[To do] Go over the entries below line by line, copying each one that contains the word "월간수익률".

[Input data]
BEGIN

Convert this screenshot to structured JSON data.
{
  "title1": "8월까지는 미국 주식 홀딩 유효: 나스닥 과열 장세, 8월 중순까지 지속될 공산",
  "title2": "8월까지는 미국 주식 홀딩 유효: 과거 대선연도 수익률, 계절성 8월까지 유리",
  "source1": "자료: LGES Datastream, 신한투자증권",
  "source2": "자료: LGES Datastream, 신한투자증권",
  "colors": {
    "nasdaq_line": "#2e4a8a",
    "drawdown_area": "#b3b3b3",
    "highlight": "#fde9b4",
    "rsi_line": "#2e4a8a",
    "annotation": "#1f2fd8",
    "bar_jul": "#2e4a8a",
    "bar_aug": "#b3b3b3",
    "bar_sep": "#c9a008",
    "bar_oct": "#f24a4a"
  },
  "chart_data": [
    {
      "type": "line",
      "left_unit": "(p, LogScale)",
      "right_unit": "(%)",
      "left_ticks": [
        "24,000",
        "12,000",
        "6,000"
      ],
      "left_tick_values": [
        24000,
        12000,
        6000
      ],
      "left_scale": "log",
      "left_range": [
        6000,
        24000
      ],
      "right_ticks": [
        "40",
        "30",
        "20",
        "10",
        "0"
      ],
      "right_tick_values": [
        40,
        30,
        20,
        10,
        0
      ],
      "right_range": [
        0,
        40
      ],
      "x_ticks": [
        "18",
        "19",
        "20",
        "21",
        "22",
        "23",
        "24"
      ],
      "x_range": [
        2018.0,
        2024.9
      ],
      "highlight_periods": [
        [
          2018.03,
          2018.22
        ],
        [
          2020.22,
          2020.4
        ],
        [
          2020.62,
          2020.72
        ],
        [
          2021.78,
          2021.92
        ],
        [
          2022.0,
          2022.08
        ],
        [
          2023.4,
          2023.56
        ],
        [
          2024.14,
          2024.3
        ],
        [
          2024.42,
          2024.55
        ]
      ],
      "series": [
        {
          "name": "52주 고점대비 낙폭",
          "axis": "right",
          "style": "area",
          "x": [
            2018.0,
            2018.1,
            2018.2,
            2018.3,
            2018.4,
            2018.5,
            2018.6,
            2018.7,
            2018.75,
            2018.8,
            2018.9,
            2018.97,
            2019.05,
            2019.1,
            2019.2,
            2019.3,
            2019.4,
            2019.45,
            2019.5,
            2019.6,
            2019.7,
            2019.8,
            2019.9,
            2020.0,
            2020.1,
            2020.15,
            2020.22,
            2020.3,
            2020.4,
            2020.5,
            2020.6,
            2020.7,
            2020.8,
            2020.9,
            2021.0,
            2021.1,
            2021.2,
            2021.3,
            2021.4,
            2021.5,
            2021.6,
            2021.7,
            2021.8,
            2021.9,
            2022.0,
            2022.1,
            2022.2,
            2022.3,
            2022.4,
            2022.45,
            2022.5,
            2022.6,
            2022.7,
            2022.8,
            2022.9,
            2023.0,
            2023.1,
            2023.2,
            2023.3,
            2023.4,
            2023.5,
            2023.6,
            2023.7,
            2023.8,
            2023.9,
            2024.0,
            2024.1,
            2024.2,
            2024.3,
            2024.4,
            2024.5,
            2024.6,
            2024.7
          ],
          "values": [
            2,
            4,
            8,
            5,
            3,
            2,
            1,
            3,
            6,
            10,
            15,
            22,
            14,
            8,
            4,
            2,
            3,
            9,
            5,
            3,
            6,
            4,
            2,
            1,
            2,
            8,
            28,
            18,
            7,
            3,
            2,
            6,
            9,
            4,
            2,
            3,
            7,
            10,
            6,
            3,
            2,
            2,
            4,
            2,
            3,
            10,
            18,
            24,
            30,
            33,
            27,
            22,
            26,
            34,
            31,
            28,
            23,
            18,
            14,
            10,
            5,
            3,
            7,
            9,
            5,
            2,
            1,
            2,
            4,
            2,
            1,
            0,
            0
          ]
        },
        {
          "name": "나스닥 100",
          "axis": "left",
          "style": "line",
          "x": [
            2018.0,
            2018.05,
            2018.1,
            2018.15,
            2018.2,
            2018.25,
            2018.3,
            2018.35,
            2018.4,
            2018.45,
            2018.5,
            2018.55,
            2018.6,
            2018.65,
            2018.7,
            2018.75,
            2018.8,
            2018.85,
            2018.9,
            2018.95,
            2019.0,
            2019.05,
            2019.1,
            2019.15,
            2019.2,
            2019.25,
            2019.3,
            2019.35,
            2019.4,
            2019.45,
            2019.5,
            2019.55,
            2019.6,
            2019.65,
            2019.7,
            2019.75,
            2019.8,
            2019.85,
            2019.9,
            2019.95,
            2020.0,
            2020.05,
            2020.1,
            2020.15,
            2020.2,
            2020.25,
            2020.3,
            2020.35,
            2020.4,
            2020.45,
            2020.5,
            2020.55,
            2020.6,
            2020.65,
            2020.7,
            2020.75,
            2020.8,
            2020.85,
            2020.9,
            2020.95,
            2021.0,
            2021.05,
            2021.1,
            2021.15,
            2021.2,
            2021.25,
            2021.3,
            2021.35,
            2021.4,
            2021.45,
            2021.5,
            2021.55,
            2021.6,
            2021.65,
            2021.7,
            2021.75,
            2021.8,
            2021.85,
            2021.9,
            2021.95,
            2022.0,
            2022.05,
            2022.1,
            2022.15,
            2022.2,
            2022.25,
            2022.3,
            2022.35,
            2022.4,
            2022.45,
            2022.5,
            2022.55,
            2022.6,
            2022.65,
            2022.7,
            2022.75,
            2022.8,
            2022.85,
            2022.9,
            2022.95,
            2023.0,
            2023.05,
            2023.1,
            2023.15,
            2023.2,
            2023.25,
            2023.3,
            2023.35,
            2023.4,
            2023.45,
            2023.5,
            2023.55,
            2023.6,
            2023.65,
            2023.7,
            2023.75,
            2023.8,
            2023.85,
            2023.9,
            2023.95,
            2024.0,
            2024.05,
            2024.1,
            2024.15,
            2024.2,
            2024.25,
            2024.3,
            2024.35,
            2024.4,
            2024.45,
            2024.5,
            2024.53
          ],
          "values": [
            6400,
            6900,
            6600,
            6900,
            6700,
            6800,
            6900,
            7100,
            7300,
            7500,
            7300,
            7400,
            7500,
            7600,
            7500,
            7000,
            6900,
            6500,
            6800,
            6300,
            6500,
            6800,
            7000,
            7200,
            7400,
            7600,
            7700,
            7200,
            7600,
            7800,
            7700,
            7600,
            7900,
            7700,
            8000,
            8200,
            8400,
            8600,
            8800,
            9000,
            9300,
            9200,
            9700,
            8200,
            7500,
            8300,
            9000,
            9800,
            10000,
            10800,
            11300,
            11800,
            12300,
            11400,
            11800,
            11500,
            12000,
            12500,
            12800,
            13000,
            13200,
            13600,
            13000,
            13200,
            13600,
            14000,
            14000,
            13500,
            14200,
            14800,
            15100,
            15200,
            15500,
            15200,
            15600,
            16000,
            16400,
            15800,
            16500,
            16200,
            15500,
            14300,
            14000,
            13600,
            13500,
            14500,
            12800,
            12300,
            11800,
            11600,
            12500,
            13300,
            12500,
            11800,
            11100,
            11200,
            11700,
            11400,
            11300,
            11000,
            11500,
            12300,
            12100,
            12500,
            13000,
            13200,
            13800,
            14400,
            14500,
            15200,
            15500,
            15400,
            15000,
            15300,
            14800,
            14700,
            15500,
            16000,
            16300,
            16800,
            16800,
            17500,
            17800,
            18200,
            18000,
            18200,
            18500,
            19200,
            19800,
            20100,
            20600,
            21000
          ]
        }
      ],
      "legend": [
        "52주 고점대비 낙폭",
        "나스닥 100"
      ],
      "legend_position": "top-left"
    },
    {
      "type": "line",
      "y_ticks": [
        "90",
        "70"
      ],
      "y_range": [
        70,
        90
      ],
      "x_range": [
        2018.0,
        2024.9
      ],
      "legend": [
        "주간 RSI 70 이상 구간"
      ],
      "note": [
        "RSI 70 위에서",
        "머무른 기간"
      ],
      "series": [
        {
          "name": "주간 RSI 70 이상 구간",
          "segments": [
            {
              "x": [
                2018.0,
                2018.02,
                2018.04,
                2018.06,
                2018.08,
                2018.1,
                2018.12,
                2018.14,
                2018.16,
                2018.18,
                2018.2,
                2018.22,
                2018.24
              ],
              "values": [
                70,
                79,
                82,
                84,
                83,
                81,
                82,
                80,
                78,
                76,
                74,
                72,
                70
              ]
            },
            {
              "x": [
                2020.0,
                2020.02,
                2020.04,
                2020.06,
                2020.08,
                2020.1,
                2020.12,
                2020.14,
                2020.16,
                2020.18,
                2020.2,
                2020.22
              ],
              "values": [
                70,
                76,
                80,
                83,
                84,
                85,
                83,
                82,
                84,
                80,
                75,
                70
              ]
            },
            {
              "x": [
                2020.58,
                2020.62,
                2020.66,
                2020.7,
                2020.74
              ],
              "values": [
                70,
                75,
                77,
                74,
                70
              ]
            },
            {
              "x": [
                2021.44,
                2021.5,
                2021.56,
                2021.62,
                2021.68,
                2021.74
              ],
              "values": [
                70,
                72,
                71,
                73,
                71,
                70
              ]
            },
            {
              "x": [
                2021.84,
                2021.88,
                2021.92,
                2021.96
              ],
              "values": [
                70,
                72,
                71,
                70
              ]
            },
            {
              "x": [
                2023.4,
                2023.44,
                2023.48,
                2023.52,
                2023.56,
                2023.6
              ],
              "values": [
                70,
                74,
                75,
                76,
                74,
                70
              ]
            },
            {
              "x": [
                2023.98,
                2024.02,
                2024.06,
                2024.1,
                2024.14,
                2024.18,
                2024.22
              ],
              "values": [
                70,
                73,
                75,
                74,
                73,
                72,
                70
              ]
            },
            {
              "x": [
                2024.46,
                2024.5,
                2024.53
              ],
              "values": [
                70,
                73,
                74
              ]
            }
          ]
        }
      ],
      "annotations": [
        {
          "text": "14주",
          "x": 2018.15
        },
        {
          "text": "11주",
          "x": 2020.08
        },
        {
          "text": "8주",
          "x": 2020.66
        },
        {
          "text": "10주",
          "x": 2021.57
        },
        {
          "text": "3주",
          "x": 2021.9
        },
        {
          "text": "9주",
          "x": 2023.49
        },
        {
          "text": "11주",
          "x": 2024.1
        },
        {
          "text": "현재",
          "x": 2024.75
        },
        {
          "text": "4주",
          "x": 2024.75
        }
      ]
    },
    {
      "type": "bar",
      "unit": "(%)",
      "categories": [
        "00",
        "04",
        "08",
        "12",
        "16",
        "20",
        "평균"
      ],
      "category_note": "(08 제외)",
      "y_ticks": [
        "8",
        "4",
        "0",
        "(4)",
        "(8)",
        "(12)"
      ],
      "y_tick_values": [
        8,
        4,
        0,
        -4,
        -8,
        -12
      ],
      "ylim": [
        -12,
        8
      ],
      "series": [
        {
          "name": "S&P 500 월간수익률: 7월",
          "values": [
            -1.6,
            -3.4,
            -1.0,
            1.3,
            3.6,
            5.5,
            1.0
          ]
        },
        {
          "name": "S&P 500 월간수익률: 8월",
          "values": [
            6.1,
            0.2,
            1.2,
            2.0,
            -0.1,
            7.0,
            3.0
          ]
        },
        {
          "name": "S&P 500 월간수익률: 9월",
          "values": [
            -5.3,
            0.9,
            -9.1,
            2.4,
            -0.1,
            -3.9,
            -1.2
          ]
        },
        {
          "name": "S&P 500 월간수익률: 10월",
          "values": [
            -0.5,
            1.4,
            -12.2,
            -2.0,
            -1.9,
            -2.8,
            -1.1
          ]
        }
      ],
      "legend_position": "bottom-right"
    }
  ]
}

END

[The answer]
          "name": "S&P 500 월간수익률: 7월",
          "name": "S&P 500 월간수익률: 8월",
          "name": "S&P 500 월간수익률: 9월",
          "name": "S&P 500 월간수익률: 10월",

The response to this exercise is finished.